> Task description: Produce a verbatim copy of the entries listed below.

+-------+

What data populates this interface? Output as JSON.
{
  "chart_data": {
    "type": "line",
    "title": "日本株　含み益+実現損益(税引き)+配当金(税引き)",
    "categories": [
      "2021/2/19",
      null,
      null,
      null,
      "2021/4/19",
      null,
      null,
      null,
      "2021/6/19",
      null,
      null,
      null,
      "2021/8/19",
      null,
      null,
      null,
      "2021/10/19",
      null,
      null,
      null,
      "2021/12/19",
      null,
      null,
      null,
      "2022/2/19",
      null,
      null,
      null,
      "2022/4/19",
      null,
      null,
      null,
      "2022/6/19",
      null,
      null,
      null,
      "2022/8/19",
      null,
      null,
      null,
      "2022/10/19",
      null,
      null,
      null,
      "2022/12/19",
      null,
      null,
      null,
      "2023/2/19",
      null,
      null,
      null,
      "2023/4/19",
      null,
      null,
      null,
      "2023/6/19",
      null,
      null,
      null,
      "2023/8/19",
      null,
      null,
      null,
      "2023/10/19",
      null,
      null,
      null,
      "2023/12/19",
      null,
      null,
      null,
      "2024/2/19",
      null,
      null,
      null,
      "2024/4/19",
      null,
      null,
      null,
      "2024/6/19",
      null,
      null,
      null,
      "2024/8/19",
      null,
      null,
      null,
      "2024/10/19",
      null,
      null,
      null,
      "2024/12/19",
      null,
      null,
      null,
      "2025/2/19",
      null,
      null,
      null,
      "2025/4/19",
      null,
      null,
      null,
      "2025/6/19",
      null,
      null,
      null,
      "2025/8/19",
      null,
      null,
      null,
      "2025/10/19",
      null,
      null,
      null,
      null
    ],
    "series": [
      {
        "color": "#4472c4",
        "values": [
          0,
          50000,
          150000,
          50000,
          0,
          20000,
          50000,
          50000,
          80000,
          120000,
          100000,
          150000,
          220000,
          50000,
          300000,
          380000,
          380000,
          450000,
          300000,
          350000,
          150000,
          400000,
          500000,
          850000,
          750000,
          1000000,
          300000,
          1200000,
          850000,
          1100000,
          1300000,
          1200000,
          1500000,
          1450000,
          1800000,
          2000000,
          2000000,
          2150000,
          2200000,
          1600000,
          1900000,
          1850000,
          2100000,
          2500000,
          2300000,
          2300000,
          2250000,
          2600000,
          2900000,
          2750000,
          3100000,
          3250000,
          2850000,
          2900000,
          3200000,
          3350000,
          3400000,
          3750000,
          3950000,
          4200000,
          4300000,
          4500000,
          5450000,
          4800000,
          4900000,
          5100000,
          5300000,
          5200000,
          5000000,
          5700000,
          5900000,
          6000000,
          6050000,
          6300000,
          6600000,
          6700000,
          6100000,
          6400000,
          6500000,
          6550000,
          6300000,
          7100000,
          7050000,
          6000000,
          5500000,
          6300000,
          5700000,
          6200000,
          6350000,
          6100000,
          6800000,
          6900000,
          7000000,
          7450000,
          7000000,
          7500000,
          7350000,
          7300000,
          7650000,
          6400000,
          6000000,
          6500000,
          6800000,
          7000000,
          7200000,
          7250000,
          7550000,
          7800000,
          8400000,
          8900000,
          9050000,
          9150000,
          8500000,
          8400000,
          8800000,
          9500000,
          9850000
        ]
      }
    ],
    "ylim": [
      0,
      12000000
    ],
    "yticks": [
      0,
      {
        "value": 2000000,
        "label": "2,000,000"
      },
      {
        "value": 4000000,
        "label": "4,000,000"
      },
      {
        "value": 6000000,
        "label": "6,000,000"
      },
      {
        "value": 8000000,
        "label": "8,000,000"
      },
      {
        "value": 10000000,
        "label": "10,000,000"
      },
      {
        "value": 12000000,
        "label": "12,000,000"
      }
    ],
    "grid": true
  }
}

+-------+

> Completed exercise:
What data populates this interface? Output as JSON.
{
  "chart_data": {
    "type": "line",
    "title": "日本株　含み益+実現損益(税引き)+配当金(税引き)",
    "categories": [
      "2021/2/19",
      null,
      null,
      null,
      "2021/4/19",
      null,
      null,
      null,
      "2021/6/19",
      null,
      null,
      null,
      "2021/8/19",
      null,
      null,
      null,
      "2021/10/19",
      null,
      null,
      null,
      "2021/12/19",
      null,
      null,
      null,
      "2022/2/19",
      null,
      null,
      null,
      "2022/4/19",
      null,
      null,
      null,
      "2022/6/19",
      null,
      null,
      null,
      "2022/8/19",
      null,
      null,
      null,
      "2022/10/19",
      null,
      null,
      null,
      "2022/12/19",
      null,
      null,
      null,
      "2023/2/19",
      null,
      null,
      null,
      "2023/4/19",
      null,
      null,
      null,
      "2023/6/19",
      null,
      null,
      null,
      "2023/8/19",
      null,
      null,
      null,
      "2023/10/19",
      null,
      null,
      null,
      "2023/12/19",
      null,
      null,
      null,
      "2024/2/19",
      null,
      null,
      null,
      "2024/4/19",
      null,
      null,
      null,
      "2024/6/19",
      null,
      null,
      null,
      "2024/8/19",
      null,
      null,
      null,
      "2024/10/19",
      null,
      null,
      null,
      "2024/12/19",
      null,
      null,
      null,
      "2025/2/19",
      null,
      null,
      null,
      "2025/4/19",
      null,
      null,
      null,
      "2025/6/19",
      null,
      null,
      null,
      "2025/8/19",
      null,
      null,
      null,
      "2025/10/19",
      null,
      null,
      null,
      null
    ],
    "series": [
      {
        "color": "#4472c4",
        "values": [
          0,
          50000,
          150000,
          50000,
          0,
          20000,
          50000,
          50000,
          80000,
          120000,
          100000,
          150000,
          220000,
          50000,
          300000,
          380000,
          380000,
          450000,
          300000,
          350000,
          150000,
          400000,
          500000,
          850000,
          750000,
          1000000,
          300000,
          1200000,
          850000,
          1100000,
          1300000,
          1200000,
          1500000,
          1450000,
          1800000,
          2000000,
          2000000,
          2150000,
          2200000,
          1600000,
          1900000,
          1850000,
          2100000,
          2500000,
          2300000,
          2300000,
          2250000,
          2600000,
          2900000,
          2750000,
          3100000,
          3250000,
          2850000,
          2900000,
          3200000,
          3350000,
          3400000,
          3750000,
          3950000,
          4200000,
          4300000,
          4500000,
          5450000,
          4800000,
          4900000,
          5100000,
          5300000,
          5200000,
          5000000,
          5700000,
          5900000,
          6000000,
          6050000,
          6300000,
          6600000,
          6700000,
          6100000,
          6400000,
          6500000,
          6550000,
          6300000,
          7100000,
          7050000,
          6000000,
          5500000,
          6300000,
          5700000,
          6200000,
          6350000,
          6100000,
          6800000,
          6900000,
          7000000,
          7450000,
          7000000,
          7500000,
          7350000,
          7300000,
          7650000,
          6400000,
          6000000,
          6500000,
          6800000,
          7000000,
          7200000,
          7250000,
          7550000,
          7800000,
          8400000,
          8900000,
          9050000,
          9150000,
          8500000,
          8400000,
          8800000,
          9500000,
          9850000
        ]
      }
    ],
    "ylim": [
      0,
      12000000
    ],
    "yticks": [
      0,
      {
        "value": 2000000,
        "label": "2,000,000"
      },
      {
        "value": 4000000,
        "label": "4,000,000"
      },
      {
        "value": 6000000,
        "label": "6,000,000"
      },
      {
        "value": 8000000,
        "label": "8,000,000"
      },
      {
        "value": 10000000,
        "label": "10,000,000"
      },
      {
        "value": 12000000,
        "label": "12,000,000"
      }
    ],
    "grid": true
  }
}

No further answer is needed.